● Aşağıdakileri tamamlayın
(a) Blog metninden "19 Kasım 2009" sözlerinden "dert etmezdim galiba." sözlerine kadar olan kısmı aynen aktar.
(b) Blog metnine göre yazar, işe yaramaz birinin dangalakça davranışını neden dert ediyor? Bir iki cümleyle açıkla.
(c) Blog metnine son cümlesinden sonra devam et.

19 Kasım 2009 Perşembe

Bilmiyorum

Hiç hayatınızda ihanete uğradınız mı yada ihanete uğradığınızı düşünüp kafayı sıyırdınız mı? Muhtemelen her insanın ruh halinin elverdiği ölçüde yaşamış, yaşamasa bile bi şekilde hissetmiştir bu duyguyu.

Diyeceğim şey ihanete uğradım değil tabiki. Ama bu his öyle bir his ki ihanete uğrasam bu kadar dert etmezdim galiba.

Durumu şöyle izah etmek gerekirse çevremdeki insanlara olan güzen duygumu tam toparlıyorum, birden işe yaramazın biri bi dangalaklık yapıyo ve ben yine darmaduman oluyorum. diyeceksin ki madem işe yaramaz ve dangalakça bi davranış niye dert ediyosun. Neden mi? Çünkü bi zamanlar değer vemişim ve maalesef bu saçma sapan durumları tek başına yaratmıyo. Yine kapalı cümleler yine karışık duygular. İnsanın blogunu birilerin okuma ihtimalini bilmesi, çevresinde hayatındaki bu saçmasapan insanları tanımayan birilerinin olmaması ne acı....

bugün psişik bu durumu psikologum- o kendine danışman diyor- ile çözmeye çalıştık ve regresif bişey dedikleri yöntemi uyguladık. ve maalesef ben yani kasıntı ben yine hipnoz olmayı bırak gevşeyemedim bile. benden bi yol olmaz artık iyi biliyorum...

29 Ekim 2009 Perşembe

Arayı kapatalım...

bi baktım ki taa Hazirandan bu yana hiçbişey yazmamışım. nedenini bilemiyorum ama bişeyler olmuş ve unutmuşum belliki. İhtiyaç duymamışım yada başka bi yolla kendimi uyuşturmuşum.

● Veri bölümü
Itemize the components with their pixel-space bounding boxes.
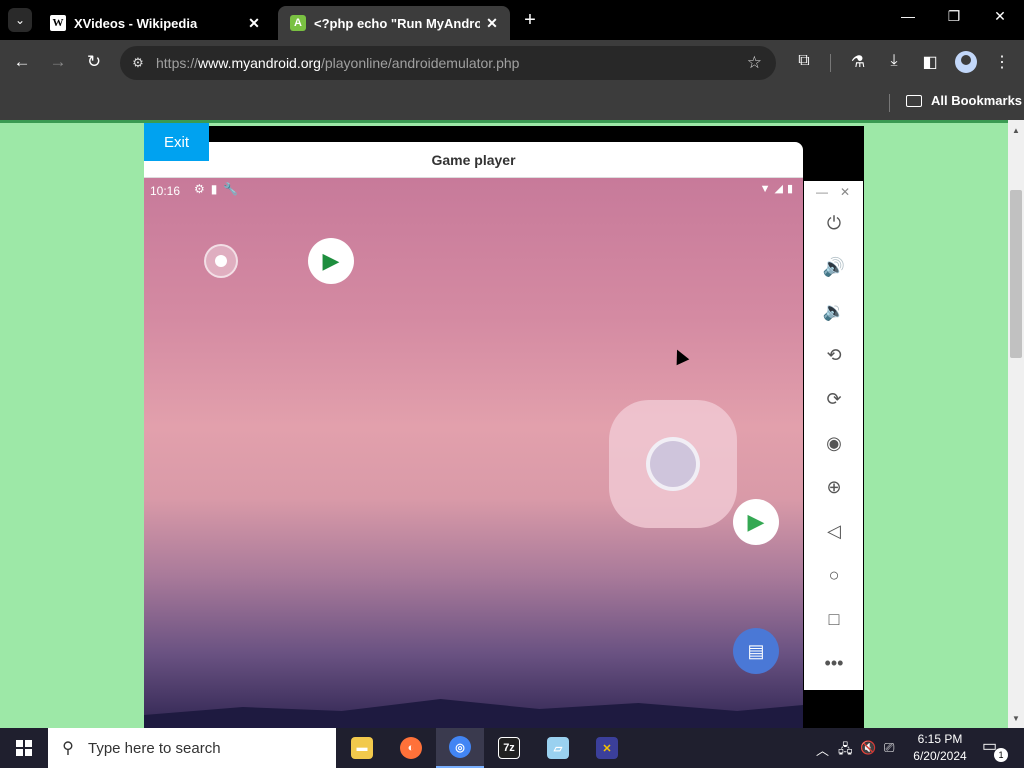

● Görev sonuçları
(a)
19 Kasım 2009 Perşembe

Bilmiyorum

Hiç hayatınızda ihanete uğradınız mı yada ihanete uğradığınızı düşünüp kafayı sıyırdınız mı? Muhtemelen her insanın ruh halinin elverdiği ölçüde yaşamış, yaşamasa bile bi şekilde hissetmiştir bu duyguyu.

Diyeceğim şey ihanete uğradım değil tabiki. Ama bu his öyle bir his ki ihanete uğrasam bu kadar dert etmezdim galiba.

(b) Yazar o kişiye bir zamanlar değer vermiş. Ayrıca bu saçma sapan durumları o kişi tek başına yaratmıyor.

(c)
Arayı kapatalım hemen. Bir önceki yazıdan sonra neler oldu? Asla olmaz dediğim bişey oldu ve ben kez daha tükürdüğümü yalamış oldum. Bir daha asla görüşmem dedim ama görüştüm, hemde defalarca. Kendim için mi yaptım bunu yoksa onun için mi bilmiyorum. hala anlamış değilim.

neyseki bu görüşmeler aralıklı olarak sürdü ve birden bire! bitti.bu aşk burada biter şarkısı söylemenin tam zamanıydı. ben de söyledim.

çok şey oldu hatırlamakta zorlanıyorum. çok fazla iş güç telaşına kapılmıştım. Bir sürü yeni insan yeni sorunlar derken uzun zaman geçmiş. İyi de olmuş aslında, zor zamanlar yine zamanla aşıldı.

unutmadan söyliyim tatile gittim ama bu sefer İtalya ya. Ufak bi kaçamak yapmıştım o zor zamanlarda ama bu tatil iyi geldi gerçekten.

Görüşmek dileğiyle diyorum, başkada bişey diyemiyorummmm

İşte İtalyaa





4 Haziran 2009 Perşembe

YAZICAM, YAZICAZ, YAZMAM LAZIMMM

kaç zamandır bunuda yazayım şunuda yazayım diyorum ama hep bi yoğunluk hep bi kalabalık.

bir kaç haftadır fazlasıyla yoğundum. olmadık işler oldu, yapılmayacak işler yapıldı. durulduk biraz şimdi ama kalanlar var.

İnsanlara değer verirken, ilgi gösterirken bir kez daha durup düşünmek gerekiyor sanırım. bazen ailemizden, sevgilimizden bile daha çok önem gösterdiğimiz arayıp sorduğumuz, endişelendiğimiz insanlar olur, ki bu insanlar bu ilgiden rahatsız değillerdir ve biz bu ilgiye ihtiyaçları olduğunu düşünürüz. Gel gör ki zaman bu insaların hayatını kalabalık kılmaya başladığında öteki oluruz. bu süreç normaldir aslında ama hissettiklerimiz, yani aslında karşılık beklediğimiz gerçeğiyle yüz yüze gelme anımız felaketimizi olur, ağlarız....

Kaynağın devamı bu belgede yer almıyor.